* _What is required_
Copy the records that follow exactly as written, but not their pictures.

>> BEGIN

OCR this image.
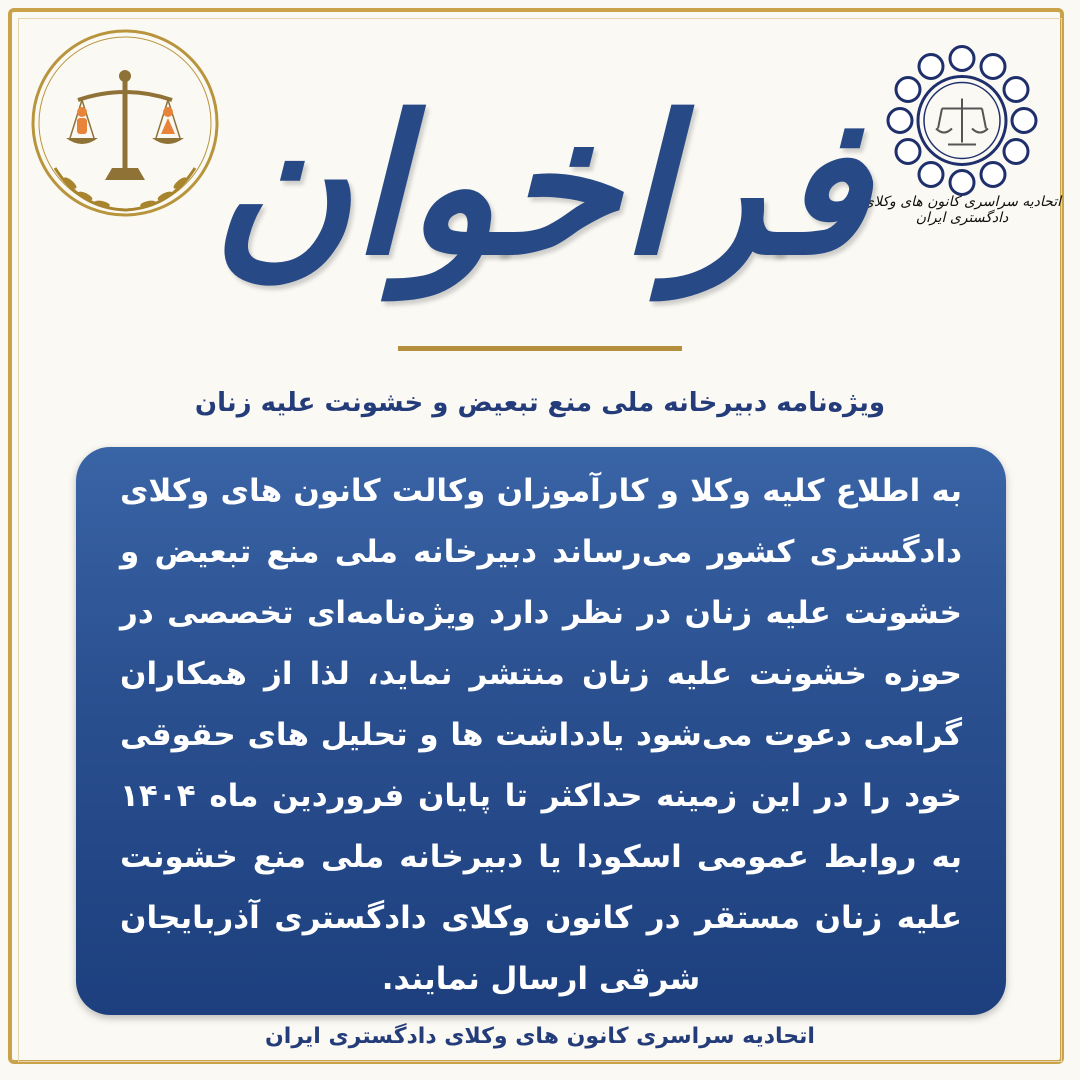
اتحادیه سراسری کانون های وکلای دادگستری ایران
فراخوان
ویژه‌نامه دبیرخانه ملی منع تبعیض و خشونت علیه زنان

به اطلاع کلیه وکلا و کارآموزان وکالت کانون های وکلای دادگستری کشور می‌رساند دبیرخانه ملی منع تبعیض و خشونت علیه زنان در نظر دارد ویژه‌نامه‌ای تخصصی در حوزه خشونت علیه زنان منتشر نماید، لذا از همکاران گرامی دعوت می‌شود یادداشت ها و تحلیل های حقوقی خود را در این زمینه حداکثر تا پایان فروردین ماه ۱۴۰۴ به روابط عمومی اسکودا یا دبیرخانه ملی منع خشونت علیه زنان مستقر در کانون وکلای دادگستری آذربایجان شرقی ارسال نمایند.

اتحادیه سراسری کانون های وکلای دادگستری ایران
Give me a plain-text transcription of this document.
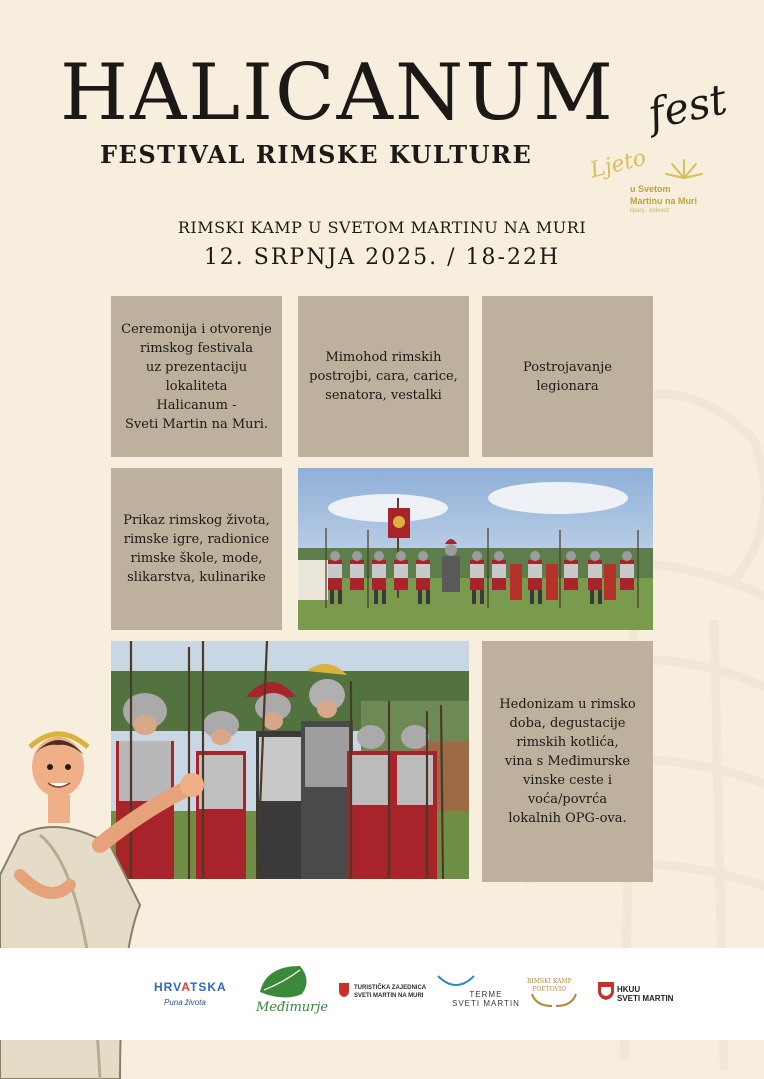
HALICANUM fest
FESTIVAL RIMSKE KULTURE	Ljeto
u Svetom
Martinu na Muri
lipanj - kolovoz
RIMSKI KAMP U SVETOM MARTINU NA MURI
12. SRPNJA 2025. / 18-22H
Ceremonija i otvorenje
rimskog festivala
uz prezentaciju
lokaliteta
Halicanum -
Sveti Martin na Muri.
Mimohod rimskih
postrojbi, cara, carice,
senatora, vestalki
Postrojavanje
legionara
Prikaz rimskog života,
rimske igre, radionice
rimske škole, mode,
slikarstva, kulinarike
Hedonizam u rimsko
doba, degustacije
rimskih kotlića,
vina s Međimurske
vinske ceste i
voća/povrća
lokalnih OPG-ova.
HRVATSKA
Puna života	Međimurje
TURISTIČKA ZAJEDNICA
SVETI MARTIN NA MURI	TERME
SVETI MARTIN
RIMSKI KAMP
POETOVIO	HKUU
SVETI MARTIN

>> END

* _Completed task_
OCR this image.
اتحادیه سراسری کانون های وکلای دادگستری ایران
فراخوان
ویژه‌نامه دبیرخانه ملی منع تبعیض و خشونت علیه زنان

به اطلاع کلیه وکلا و کارآموزان وکالت کانون های وکلای دادگستری کشور می‌رساند دبیرخانه ملی منع تبعیض و خشونت علیه زنان در نظر دارد ویژه‌نامه‌ای تخصصی در حوزه خشونت علیه زنان منتشر نماید، لذا از همکاران گرامی دعوت می‌شود یادداشت ها و تحلیل های حقوقی خود را در این زمینه حداکثر تا پایان فروردین ماه ۱۴۰۴ به روابط عمومی اسکودا یا دبیرخانه ملی منع خشونت علیه زنان مستقر در کانون وکلای دادگستری آذربایجان شرقی ارسال نمایند.

اتحادیه سراسری کانون های وکلای دادگستری ایران
Give me a plain-text transcription of this document.
HALICANUM fest
FESTIVAL RIMSKE KULTURE	Ljeto
u Svetom
Martinu na Muri
lipanj - kolovoz
RIMSKI KAMP U SVETOM MARTINU NA MURI
12. SRPNJA 2025. / 18-22H
Ceremonija i otvorenje
rimskog festivala
uz prezentaciju
lokaliteta
Halicanum -
Sveti Martin na Muri.
Mimohod rimskih
postrojbi, cara, carice,
senatora, vestalki
Postrojavanje
legionara
Prikaz rimskog života,
rimske igre, radionice
rimske škole, mode,
slikarstva, kulinarike
Hedonizam u rimsko
doba, degustacije
rimskih kotlića,
vina s Međimurske
vinske ceste i
voća/povrća
lokalnih OPG-ova.
HRVATSKA
Puna života	Međimurje
TURISTIČKA ZAJEDNICA
SVETI MARTIN NA MURI	TERME
SVETI MARTIN
RIMSKI KAMP
POETOVIO	HKUU
SVETI MARTIN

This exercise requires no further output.